## start Supplied material
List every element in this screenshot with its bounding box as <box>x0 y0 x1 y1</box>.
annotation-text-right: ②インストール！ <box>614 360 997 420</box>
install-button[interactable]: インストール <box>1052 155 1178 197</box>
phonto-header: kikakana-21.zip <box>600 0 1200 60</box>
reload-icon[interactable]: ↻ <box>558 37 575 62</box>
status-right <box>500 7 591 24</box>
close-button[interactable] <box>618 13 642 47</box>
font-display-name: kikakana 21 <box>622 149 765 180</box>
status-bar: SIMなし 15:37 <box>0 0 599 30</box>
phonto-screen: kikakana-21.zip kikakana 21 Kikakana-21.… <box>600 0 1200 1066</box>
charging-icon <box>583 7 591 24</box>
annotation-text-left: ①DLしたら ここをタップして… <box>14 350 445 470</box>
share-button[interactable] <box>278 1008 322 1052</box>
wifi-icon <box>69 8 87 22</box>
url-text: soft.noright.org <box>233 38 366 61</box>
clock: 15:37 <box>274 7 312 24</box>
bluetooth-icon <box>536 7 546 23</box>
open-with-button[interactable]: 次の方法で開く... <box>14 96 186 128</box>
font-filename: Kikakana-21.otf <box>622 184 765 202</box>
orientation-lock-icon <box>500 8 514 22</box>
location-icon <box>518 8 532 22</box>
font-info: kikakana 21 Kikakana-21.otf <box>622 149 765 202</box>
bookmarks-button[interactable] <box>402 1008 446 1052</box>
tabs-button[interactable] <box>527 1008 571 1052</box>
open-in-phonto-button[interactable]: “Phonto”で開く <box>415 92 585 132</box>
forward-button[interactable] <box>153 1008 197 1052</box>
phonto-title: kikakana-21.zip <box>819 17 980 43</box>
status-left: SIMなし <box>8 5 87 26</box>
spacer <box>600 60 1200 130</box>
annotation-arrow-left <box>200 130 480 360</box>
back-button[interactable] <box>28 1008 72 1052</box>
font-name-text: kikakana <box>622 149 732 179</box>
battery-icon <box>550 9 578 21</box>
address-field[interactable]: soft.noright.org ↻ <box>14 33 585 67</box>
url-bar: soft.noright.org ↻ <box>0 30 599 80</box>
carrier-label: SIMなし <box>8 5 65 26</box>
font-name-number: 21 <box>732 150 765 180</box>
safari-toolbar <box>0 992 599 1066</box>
## end Supplied material
Written problem | Reproduce every line of the records above word for word, leaving out nothing and changing nothing.

Worked answer |
List every element in this screenshot with its bounding box as <box>x0 y0 x1 y1</box>.
annotation-text-right: ②インストール！ <box>614 360 997 420</box>
install-button[interactable]: インストール <box>1052 155 1178 197</box>
phonto-header: kikakana-21.zip <box>600 0 1200 60</box>
reload-icon[interactable]: ↻ <box>558 37 575 62</box>
status-right <box>500 7 591 24</box>
close-button[interactable] <box>618 13 642 47</box>
font-display-name: kikakana 21 <box>622 149 765 180</box>
status-bar: SIMなし 15:37 <box>0 0 599 30</box>
phonto-screen: kikakana-21.zip kikakana 21 Kikakana-21.… <box>600 0 1200 1066</box>
charging-icon <box>583 7 591 24</box>
annotation-text-left: ①DLしたら ここをタップして… <box>14 350 445 470</box>
share-button[interactable] <box>278 1008 322 1052</box>
wifi-icon <box>69 8 87 22</box>
url-text: soft.noright.org <box>233 38 366 61</box>
clock: 15:37 <box>274 7 312 24</box>
bluetooth-icon <box>536 7 546 23</box>
open-with-button[interactable]: 次の方法で開く... <box>14 96 186 128</box>
font-filename: Kikakana-21.otf <box>622 184 765 202</box>
orientation-lock-icon <box>500 8 514 22</box>
location-icon <box>518 8 532 22</box>
font-info: kikakana 21 Kikakana-21.otf <box>622 149 765 202</box>
bookmarks-button[interactable] <box>402 1008 446 1052</box>
tabs-button[interactable] <box>527 1008 571 1052</box>
open-in-phonto-button[interactable]: “Phonto”で開く <box>415 92 585 132</box>
forward-button[interactable] <box>153 1008 197 1052</box>
phonto-title: kikakana-21.zip <box>819 17 980 43</box>
status-left: SIMなし <box>8 5 87 26</box>
spacer <box>600 60 1200 130</box>
annotation-arrow-left <box>200 130 480 360</box>
back-button[interactable] <box>28 1008 72 1052</box>
font-name-text: kikakana <box>622 149 732 179</box>
battery-icon <box>550 9 578 21</box>
address-field[interactable]: soft.noright.org ↻ <box>14 33 585 67</box>
url-bar: soft.noright.org ↻ <box>0 30 599 80</box>
carrier-label: SIMなし <box>8 5 65 26</box>
font-name-number: 21 <box>732 150 765 180</box>
safari-toolbar <box>0 992 599 1066</box>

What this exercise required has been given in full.